Go through the material and pull out every line with the string "WELLINGBOROUGH" in it.

═══ TASK INPUT

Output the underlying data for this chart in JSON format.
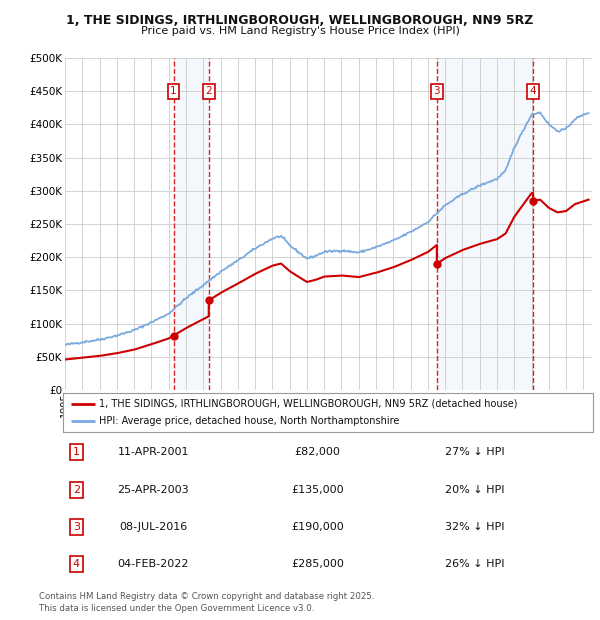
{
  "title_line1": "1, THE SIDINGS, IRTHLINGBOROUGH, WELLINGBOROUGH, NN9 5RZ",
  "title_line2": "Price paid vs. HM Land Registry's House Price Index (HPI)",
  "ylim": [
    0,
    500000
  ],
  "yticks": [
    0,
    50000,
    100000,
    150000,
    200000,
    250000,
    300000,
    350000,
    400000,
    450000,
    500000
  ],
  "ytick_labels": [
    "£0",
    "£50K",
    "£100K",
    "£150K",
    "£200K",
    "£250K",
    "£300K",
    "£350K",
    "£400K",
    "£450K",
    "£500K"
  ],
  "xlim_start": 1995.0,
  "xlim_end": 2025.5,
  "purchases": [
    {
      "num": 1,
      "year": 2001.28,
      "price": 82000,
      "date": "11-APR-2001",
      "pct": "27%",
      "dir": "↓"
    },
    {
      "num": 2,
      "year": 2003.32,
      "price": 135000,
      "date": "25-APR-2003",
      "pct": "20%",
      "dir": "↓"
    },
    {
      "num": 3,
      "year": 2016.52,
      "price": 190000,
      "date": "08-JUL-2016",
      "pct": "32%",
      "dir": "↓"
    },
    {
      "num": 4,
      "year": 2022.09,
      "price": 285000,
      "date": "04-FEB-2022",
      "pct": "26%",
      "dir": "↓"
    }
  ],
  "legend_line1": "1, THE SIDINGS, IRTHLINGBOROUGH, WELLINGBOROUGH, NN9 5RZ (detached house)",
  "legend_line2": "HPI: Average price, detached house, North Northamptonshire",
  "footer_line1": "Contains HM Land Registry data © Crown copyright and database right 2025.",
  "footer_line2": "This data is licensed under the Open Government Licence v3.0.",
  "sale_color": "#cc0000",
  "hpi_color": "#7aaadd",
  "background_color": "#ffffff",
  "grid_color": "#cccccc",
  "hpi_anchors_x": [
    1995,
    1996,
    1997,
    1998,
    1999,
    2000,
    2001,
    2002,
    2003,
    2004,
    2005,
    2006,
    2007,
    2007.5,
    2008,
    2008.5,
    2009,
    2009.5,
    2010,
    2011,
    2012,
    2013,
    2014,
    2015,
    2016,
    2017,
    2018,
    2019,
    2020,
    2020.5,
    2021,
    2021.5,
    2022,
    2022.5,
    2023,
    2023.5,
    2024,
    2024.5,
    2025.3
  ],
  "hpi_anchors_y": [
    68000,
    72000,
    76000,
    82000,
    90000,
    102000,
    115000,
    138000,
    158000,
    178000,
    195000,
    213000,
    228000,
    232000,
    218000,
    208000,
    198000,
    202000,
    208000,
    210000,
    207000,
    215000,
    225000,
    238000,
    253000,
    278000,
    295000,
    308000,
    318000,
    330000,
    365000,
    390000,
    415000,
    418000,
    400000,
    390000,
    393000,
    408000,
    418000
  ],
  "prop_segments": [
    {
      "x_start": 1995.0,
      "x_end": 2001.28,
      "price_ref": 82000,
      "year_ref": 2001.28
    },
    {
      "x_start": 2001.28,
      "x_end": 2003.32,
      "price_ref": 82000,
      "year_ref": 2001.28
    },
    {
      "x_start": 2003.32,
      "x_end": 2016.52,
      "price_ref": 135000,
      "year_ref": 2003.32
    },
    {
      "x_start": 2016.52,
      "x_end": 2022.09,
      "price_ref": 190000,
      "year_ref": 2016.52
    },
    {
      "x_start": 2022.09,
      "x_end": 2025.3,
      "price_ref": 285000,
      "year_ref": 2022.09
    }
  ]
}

══════
═══ TASK INPUT

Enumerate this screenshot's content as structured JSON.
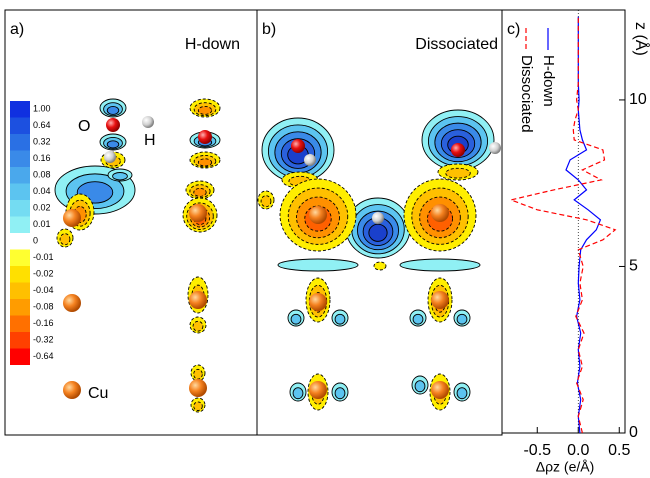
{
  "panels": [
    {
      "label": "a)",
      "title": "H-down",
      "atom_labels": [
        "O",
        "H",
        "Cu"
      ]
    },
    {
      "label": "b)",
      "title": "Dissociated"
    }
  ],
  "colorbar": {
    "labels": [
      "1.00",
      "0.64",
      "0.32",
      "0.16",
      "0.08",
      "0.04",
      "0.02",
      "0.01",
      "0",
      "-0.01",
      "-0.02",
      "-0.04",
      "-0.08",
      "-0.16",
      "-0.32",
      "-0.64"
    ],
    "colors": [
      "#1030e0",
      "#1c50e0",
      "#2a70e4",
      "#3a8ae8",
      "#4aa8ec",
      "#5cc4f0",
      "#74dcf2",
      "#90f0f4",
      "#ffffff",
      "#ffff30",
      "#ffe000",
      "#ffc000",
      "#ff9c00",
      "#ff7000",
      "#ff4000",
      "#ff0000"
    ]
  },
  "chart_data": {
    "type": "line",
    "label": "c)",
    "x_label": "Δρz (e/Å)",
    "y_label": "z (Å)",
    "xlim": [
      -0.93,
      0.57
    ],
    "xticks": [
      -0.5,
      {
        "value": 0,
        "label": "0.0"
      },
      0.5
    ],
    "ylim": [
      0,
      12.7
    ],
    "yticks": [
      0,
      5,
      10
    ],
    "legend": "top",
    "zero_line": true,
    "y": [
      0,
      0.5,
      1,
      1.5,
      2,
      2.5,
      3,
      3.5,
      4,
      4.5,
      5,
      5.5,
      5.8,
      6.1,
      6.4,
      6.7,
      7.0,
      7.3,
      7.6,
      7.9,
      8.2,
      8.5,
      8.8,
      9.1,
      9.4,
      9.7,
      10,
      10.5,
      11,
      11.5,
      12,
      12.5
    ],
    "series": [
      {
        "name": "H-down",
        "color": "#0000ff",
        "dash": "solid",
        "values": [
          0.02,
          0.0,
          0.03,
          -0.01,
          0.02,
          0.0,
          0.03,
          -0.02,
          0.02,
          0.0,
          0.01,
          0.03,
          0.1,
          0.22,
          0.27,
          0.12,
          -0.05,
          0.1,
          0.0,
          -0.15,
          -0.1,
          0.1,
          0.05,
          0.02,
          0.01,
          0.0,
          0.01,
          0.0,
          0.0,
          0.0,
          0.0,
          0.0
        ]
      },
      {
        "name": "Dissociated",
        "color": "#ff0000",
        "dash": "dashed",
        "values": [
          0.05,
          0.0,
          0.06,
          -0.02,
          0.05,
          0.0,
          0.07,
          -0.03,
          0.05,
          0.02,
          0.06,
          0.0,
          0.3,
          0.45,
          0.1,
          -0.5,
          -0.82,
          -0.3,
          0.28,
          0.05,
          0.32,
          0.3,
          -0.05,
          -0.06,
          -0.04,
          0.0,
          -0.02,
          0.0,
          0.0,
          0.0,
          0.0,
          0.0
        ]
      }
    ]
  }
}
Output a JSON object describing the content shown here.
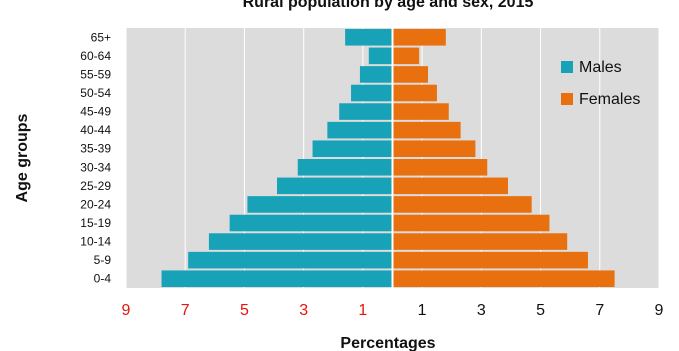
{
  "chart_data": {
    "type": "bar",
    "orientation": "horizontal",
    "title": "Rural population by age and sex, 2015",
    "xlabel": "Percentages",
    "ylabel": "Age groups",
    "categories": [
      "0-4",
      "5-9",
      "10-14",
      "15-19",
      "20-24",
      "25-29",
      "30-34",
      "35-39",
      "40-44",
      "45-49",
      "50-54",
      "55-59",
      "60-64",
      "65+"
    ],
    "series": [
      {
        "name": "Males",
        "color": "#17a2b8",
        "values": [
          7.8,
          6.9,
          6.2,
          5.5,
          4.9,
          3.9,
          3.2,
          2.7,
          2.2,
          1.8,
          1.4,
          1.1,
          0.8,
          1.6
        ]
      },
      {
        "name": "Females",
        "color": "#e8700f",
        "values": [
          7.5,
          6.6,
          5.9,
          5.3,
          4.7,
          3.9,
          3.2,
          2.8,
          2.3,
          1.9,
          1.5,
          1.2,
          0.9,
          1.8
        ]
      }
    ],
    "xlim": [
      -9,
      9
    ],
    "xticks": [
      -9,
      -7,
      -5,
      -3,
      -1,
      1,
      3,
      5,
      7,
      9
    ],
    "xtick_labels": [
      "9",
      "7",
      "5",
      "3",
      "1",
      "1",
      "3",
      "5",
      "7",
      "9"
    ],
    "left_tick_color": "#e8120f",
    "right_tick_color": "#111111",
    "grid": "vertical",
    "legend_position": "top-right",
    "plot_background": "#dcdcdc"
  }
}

══════
═══ TASK INPUT

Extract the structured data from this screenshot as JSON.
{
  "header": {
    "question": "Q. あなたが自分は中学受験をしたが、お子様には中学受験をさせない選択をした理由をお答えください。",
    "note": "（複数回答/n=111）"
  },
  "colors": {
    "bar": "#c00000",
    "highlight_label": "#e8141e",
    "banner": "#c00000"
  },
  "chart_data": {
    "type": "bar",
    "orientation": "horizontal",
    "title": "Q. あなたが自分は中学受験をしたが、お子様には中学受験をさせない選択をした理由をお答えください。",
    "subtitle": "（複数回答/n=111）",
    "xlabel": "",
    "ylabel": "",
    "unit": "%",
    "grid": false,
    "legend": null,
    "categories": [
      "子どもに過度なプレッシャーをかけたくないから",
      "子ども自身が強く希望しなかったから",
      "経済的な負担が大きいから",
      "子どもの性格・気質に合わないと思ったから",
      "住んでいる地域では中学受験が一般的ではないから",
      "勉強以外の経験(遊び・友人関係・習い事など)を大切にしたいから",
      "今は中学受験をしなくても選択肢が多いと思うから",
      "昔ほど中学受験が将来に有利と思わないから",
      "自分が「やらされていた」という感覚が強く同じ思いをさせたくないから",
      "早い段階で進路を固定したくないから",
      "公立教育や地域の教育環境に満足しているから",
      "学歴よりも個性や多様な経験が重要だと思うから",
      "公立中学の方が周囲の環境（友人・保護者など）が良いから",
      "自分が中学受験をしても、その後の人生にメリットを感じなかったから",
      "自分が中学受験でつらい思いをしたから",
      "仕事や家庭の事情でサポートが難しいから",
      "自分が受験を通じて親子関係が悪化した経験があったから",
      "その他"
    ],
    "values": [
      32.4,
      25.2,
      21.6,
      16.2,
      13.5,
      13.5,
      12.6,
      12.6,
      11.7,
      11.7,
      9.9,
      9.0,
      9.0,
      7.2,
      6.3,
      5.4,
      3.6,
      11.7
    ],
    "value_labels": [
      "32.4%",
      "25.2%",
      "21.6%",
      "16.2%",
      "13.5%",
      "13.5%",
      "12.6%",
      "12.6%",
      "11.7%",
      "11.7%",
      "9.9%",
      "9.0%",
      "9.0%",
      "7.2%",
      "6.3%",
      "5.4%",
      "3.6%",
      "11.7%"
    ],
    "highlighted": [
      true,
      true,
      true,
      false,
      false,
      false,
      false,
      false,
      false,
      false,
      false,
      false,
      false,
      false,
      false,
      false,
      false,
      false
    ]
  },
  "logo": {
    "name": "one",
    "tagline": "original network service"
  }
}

══════

RESULT OF THE EXERCISE
  "title_line1": "1, THE SIDINGS, IRTHLINGBOROUGH, WELLINGBOROUGH, NN9 5RZ",
  "legend_line1": "1, THE SIDINGS, IRTHLINGBOROUGH, WELLINGBOROUGH, NN9 5RZ (detached house)",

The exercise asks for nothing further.